### TASK
Find the word "title" in the records below. List each line containing it.

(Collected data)
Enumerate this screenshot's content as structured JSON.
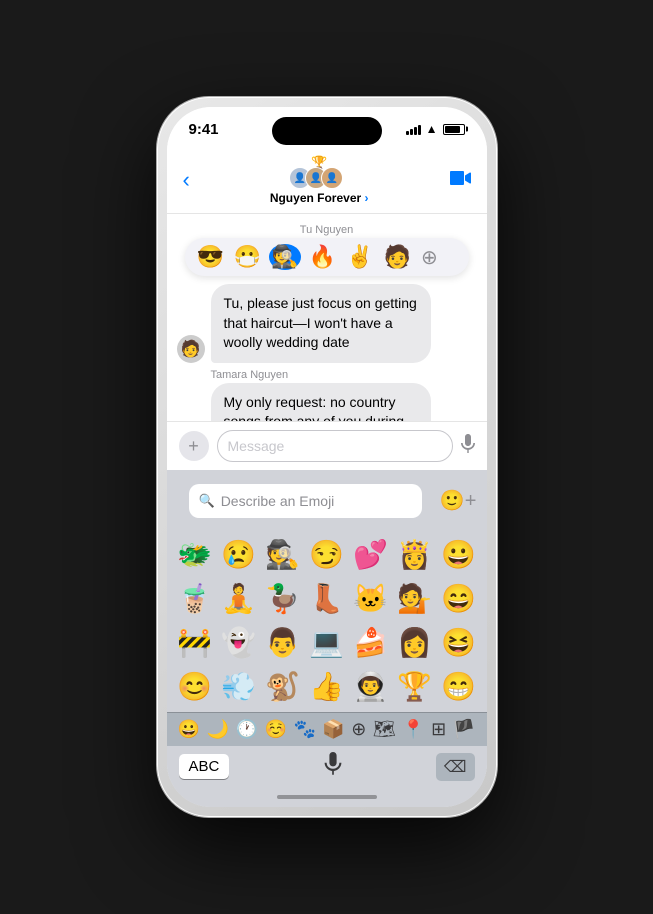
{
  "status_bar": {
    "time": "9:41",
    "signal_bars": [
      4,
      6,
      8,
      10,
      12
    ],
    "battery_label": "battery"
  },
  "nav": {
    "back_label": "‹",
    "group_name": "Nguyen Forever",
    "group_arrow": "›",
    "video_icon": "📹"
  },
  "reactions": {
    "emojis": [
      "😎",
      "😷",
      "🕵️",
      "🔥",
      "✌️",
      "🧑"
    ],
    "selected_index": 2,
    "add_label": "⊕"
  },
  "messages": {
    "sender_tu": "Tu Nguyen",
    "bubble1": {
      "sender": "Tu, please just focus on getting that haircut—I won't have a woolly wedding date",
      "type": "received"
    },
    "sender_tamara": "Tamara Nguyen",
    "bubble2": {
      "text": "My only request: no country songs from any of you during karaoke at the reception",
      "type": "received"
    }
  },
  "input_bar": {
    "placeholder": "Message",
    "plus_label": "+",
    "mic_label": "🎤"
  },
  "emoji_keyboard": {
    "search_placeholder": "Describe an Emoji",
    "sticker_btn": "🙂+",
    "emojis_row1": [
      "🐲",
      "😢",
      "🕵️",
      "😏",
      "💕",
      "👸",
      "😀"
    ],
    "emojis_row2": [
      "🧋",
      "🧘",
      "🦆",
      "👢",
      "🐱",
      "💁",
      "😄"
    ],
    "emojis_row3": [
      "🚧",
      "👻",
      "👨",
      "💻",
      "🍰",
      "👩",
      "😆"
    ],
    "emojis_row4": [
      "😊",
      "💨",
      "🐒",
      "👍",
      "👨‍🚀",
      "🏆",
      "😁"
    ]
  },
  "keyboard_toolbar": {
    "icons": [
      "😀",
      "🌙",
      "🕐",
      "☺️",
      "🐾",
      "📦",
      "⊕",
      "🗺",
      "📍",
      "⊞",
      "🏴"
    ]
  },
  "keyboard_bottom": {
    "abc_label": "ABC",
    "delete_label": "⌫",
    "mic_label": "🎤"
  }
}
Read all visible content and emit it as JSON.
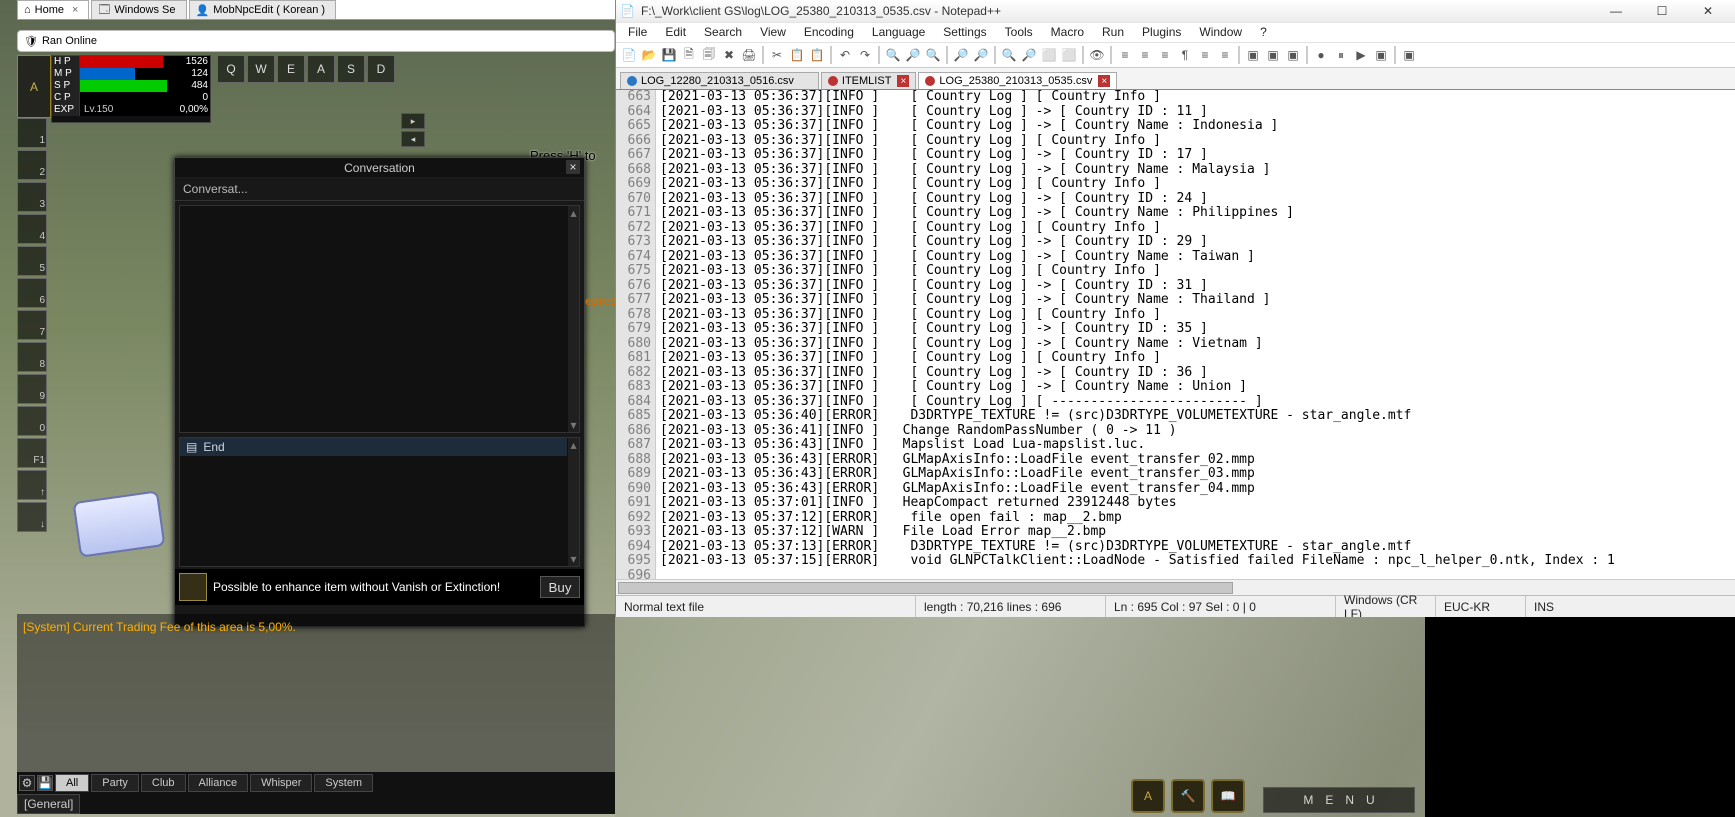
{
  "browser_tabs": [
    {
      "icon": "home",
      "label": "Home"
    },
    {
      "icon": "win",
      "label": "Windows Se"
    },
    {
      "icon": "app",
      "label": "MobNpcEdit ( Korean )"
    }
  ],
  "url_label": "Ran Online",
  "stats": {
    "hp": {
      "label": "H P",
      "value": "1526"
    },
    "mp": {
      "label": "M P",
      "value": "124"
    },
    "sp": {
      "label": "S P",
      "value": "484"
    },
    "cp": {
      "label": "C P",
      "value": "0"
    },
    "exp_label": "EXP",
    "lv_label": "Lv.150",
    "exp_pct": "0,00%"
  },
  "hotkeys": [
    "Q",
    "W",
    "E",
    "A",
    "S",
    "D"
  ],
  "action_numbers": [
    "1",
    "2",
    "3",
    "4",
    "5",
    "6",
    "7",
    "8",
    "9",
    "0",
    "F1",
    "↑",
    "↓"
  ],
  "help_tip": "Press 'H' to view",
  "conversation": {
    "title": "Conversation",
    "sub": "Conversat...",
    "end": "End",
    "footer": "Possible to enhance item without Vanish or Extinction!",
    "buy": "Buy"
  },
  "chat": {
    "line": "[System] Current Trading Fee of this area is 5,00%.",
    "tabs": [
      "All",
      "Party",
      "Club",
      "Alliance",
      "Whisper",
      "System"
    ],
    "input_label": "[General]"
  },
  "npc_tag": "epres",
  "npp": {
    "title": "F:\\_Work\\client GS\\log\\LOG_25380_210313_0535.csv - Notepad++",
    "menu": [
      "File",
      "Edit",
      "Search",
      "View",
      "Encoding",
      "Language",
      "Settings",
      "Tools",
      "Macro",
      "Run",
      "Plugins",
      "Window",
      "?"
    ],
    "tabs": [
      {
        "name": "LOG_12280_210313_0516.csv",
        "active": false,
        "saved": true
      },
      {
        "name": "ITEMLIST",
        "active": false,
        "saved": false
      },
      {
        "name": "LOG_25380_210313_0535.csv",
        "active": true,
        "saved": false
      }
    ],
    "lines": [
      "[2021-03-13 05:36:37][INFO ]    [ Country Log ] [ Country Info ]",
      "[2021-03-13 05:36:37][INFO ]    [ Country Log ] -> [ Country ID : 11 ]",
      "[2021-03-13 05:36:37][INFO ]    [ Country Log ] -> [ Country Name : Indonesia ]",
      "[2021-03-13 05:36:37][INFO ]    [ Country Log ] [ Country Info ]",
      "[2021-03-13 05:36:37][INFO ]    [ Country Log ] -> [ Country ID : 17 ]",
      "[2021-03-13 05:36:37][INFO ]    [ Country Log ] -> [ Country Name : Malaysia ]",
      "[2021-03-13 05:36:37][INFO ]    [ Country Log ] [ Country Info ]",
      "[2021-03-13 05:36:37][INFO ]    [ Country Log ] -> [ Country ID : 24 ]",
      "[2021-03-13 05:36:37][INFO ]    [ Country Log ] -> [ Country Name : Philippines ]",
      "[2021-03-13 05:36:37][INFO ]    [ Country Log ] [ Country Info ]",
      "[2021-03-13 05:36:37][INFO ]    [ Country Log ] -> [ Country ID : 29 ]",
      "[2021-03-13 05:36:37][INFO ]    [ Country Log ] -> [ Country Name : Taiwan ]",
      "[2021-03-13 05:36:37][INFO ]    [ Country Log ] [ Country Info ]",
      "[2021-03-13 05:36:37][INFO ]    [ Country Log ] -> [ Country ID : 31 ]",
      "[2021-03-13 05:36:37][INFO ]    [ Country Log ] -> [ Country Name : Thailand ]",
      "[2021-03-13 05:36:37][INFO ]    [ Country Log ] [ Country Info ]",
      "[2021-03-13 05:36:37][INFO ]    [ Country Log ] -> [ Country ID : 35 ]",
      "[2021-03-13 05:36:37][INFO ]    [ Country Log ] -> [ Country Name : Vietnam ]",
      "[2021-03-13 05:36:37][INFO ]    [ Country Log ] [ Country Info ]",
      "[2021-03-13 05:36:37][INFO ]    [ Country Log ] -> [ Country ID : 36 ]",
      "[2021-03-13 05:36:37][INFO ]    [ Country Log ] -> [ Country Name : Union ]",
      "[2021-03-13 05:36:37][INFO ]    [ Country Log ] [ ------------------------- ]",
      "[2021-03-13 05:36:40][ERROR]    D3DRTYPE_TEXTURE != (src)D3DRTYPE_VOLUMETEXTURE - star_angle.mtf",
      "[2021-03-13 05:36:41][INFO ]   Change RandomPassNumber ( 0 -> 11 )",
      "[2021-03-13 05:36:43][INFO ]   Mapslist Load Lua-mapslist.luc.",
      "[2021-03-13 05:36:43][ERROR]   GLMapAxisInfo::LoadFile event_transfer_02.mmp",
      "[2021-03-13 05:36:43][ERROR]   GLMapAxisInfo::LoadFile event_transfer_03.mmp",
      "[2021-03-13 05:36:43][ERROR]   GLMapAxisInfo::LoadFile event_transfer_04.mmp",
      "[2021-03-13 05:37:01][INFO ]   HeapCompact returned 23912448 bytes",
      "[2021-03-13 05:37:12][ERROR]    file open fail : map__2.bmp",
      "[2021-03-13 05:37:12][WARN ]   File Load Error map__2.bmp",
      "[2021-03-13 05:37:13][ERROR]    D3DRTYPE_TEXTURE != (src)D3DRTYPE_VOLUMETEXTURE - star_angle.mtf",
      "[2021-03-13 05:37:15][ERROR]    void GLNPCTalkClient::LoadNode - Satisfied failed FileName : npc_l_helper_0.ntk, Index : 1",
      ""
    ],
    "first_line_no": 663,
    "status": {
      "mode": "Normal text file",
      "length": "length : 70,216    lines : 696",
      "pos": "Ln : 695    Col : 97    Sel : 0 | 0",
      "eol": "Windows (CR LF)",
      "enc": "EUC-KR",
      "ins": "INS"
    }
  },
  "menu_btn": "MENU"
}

### THE RESPONSE
    "title": "Conversation",
    "title": "F:\\_Work\\client GS\\log\\LOG_25380_210313_0535.csv - Notepad++",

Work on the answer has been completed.